→ **RECORDS PROVIDED**
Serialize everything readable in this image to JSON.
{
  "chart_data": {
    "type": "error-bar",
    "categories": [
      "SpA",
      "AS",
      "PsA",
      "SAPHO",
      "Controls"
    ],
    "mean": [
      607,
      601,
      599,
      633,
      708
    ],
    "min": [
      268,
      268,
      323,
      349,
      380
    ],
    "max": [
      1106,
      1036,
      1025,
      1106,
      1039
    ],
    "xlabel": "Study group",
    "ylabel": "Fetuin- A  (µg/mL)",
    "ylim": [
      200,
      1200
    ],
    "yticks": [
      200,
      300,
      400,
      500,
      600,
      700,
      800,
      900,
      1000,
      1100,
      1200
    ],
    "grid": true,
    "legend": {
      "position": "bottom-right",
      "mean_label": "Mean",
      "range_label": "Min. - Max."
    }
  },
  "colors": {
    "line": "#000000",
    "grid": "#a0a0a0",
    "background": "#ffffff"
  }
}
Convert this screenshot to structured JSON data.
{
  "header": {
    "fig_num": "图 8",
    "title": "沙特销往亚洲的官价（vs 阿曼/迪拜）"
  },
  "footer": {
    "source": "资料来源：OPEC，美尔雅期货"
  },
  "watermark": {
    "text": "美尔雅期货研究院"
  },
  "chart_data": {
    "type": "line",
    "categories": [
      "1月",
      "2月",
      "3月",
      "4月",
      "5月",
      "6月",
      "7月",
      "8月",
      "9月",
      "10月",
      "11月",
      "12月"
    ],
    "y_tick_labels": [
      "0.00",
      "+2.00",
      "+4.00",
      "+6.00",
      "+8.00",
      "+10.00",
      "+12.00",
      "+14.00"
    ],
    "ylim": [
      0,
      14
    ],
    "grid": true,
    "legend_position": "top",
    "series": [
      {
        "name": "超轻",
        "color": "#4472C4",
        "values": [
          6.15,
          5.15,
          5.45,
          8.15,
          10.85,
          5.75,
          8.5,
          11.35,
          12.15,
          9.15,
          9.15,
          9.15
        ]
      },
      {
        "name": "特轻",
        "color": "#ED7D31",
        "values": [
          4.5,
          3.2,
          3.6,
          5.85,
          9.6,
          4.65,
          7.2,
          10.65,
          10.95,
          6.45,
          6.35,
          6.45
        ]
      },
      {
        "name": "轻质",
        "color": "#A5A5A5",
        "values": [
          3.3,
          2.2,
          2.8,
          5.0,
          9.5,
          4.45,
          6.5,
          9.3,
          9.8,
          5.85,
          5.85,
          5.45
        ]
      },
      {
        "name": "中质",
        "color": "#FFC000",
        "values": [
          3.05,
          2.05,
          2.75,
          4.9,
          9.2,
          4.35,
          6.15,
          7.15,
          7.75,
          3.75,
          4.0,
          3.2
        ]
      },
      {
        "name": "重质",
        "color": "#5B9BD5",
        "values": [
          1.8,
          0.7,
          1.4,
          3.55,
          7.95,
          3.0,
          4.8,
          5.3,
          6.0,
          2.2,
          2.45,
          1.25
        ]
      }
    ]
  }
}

→ **WHAT YOU NEED TO DO**
Write out every entry again exactly, please, with nothing missing.

→ **RESULT OF THE EXERCISE**
Serialize everything readable in this image to JSON.
{
  "chart_data": {
    "type": "error-bar",
    "categories": [
      "SpA",
      "AS",
      "PsA",
      "SAPHO",
      "Controls"
    ],
    "mean": [
      607,
      601,
      599,
      633,
      708
    ],
    "min": [
      268,
      268,
      323,
      349,
      380
    ],
    "max": [
      1106,
      1036,
      1025,
      1106,
      1039
    ],
    "xlabel": "Study group",
    "ylabel": "Fetuin- A  (µg/mL)",
    "ylim": [
      200,
      1200
    ],
    "yticks": [
      200,
      300,
      400,
      500,
      600,
      700,
      800,
      900,
      1000,
      1100,
      1200
    ],
    "grid": true,
    "legend": {
      "position": "bottom-right",
      "mean_label": "Mean",
      "range_label": "Min. - Max."
    }
  },
  "colors": {
    "line": "#000000",
    "grid": "#a0a0a0",
    "background": "#ffffff"
  }
}
Convert this screenshot to structured JSON data.
{
  "header": {
    "fig_num": "图 8",
    "title": "沙特销往亚洲的官价（vs 阿曼/迪拜）"
  },
  "footer": {
    "source": "资料来源：OPEC，美尔雅期货"
  },
  "watermark": {
    "text": "美尔雅期货研究院"
  },
  "chart_data": {
    "type": "line",
    "categories": [
      "1月",
      "2月",
      "3月",
      "4月",
      "5月",
      "6月",
      "7月",
      "8月",
      "9月",
      "10月",
      "11月",
      "12月"
    ],
    "y_tick_labels": [
      "0.00",
      "+2.00",
      "+4.00",
      "+6.00",
      "+8.00",
      "+10.00",
      "+12.00",
      "+14.00"
    ],
    "ylim": [
      0,
      14
    ],
    "grid": true,
    "legend_position": "top",
    "series": [
      {
        "name": "超轻",
        "color": "#4472C4",
        "values": [
          6.15,
          5.15,
          5.45,
          8.15,
          10.85,
          5.75,
          8.5,
          11.35,
          12.15,
          9.15,
          9.15,
          9.15
        ]
      },
      {
        "name": "特轻",
        "color": "#ED7D31",
        "values": [
          4.5,
          3.2,
          3.6,
          5.85,
          9.6,
          4.65,
          7.2,
          10.65,
          10.95,
          6.45,
          6.35,
          6.45
        ]
      },
      {
        "name": "轻质",
        "color": "#A5A5A5",
        "values": [
          3.3,
          2.2,
          2.8,
          5.0,
          9.5,
          4.45,
          6.5,
          9.3,
          9.8,
          5.85,
          5.85,
          5.45
        ]
      },
      {
        "name": "中质",
        "color": "#FFC000",
        "values": [
          3.05,
          2.05,
          2.75,
          4.9,
          9.2,
          4.35,
          6.15,
          7.15,
          7.75,
          3.75,
          4.0,
          3.2
        ]
      },
      {
        "name": "重质",
        "color": "#5B9BD5",
        "values": [
          1.8,
          0.7,
          1.4,
          3.55,
          7.95,
          3.0,
          4.8,
          5.3,
          6.0,
          2.2,
          2.45,
          1.25
        ]
      }
    ]
  }
}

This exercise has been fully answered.